Copy nothing but the text: repeat each entry exactly and drop the images.

** START **

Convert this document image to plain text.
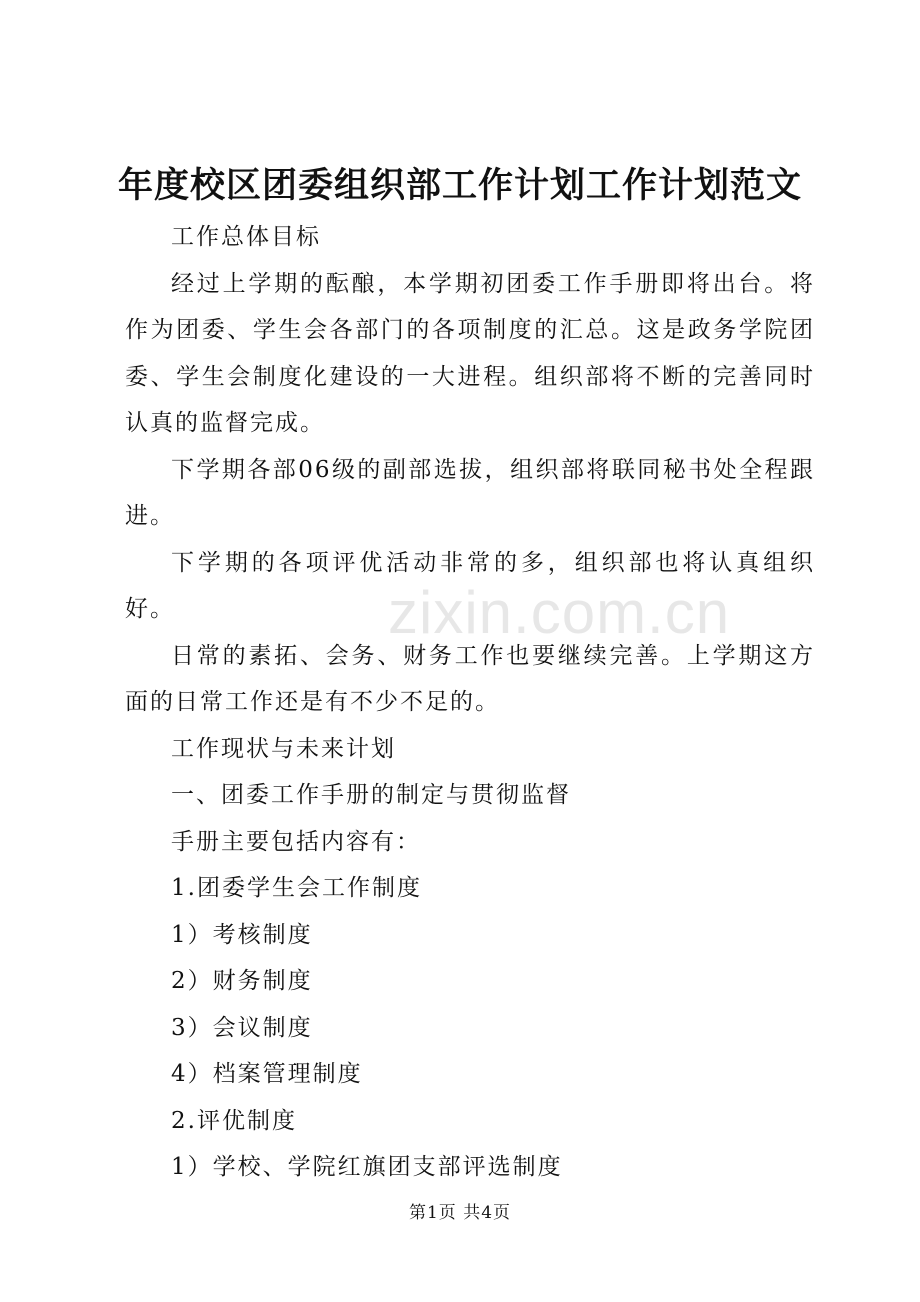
年度校区团委组织部工作计划工作计划范文

工作总体目标

经过上学期的酝酿，本学期初团委工作手册即将出台。将作为团委、学生会各部门的各项制度的汇总。这是政务学院团委、学生会制度化建设的一大进程。组织部将不断的完善同时认真的监督完成。

下学期各部06级的副部选拔，组织部将联同秘书处全程跟进。

下学期的各项评优活动非常的多，组织部也将认真组织好。

日常的素拓、会务、财务工作也要继续完善。上学期这方面的日常工作还是有不少不足的。

工作现状与未来计划

一、团委工作手册的制定与贯彻监督

手册主要包括内容有：

1.团委学生会工作制度

1）考核制度

2）财务制度

3）会议制度

4）档案管理制度

2.评优制度

1）学校、学院红旗团支部评选制度

zixin.com.cn
第1页 共4页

** END **

*Written response*.
Convert this document image to plain text.
年度校区团委组织部工作计划工作计划范文

工作总体目标

经过上学期的酝酿，本学期初团委工作手册即将出台。将作为团委、学生会各部门的各项制度的汇总。这是政务学院团委、学生会制度化建设的一大进程。组织部将不断的完善同时认真的监督完成。

下学期各部06级的副部选拔，组织部将联同秘书处全程跟进。

下学期的各项评优活动非常的多，组织部也将认真组织好。

日常的素拓、会务、财务工作也要继续完善。上学期这方面的日常工作还是有不少不足的。

工作现状与未来计划

一、团委工作手册的制定与贯彻监督

手册主要包括内容有：

1.团委学生会工作制度

1）考核制度

2）财务制度

3）会议制度

4）档案管理制度

2.评优制度

1）学校、学院红旗团支部评选制度

zixin.com.cn
第1页 共4页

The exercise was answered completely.